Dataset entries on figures
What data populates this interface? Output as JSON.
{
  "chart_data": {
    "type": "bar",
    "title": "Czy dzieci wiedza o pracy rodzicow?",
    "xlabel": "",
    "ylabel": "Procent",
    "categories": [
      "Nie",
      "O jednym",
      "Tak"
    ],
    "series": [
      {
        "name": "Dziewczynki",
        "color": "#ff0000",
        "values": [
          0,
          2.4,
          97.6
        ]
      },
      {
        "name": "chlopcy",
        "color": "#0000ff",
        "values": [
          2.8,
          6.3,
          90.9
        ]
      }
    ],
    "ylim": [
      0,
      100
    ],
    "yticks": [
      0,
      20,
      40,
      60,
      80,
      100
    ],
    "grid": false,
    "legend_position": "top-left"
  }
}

**REQUIREMENT**.
Please reproduce each line exactly as written.

**THE OUTPUT**.
What data populates this interface? Output as JSON.
{
  "chart_data": {
    "type": "bar",
    "title": "Czy dzieci wiedza o pracy rodzicow?",
    "xlabel": "",
    "ylabel": "Procent",
    "categories": [
      "Nie",
      "O jednym",
      "Tak"
    ],
    "series": [
      {
        "name": "Dziewczynki",
        "color": "#ff0000",
        "values": [
          0,
          2.4,
          97.6
        ]
      },
      {
        "name": "chlopcy",
        "color": "#0000ff",
        "values": [
          2.8,
          6.3,
          90.9
        ]
      }
    ],
    "ylim": [
      0,
      100
    ],
    "yticks": [
      0,
      20,
      40,
      60,
      80,
      100
    ],
    "grid": false,
    "legend_position": "top-left"
  }
}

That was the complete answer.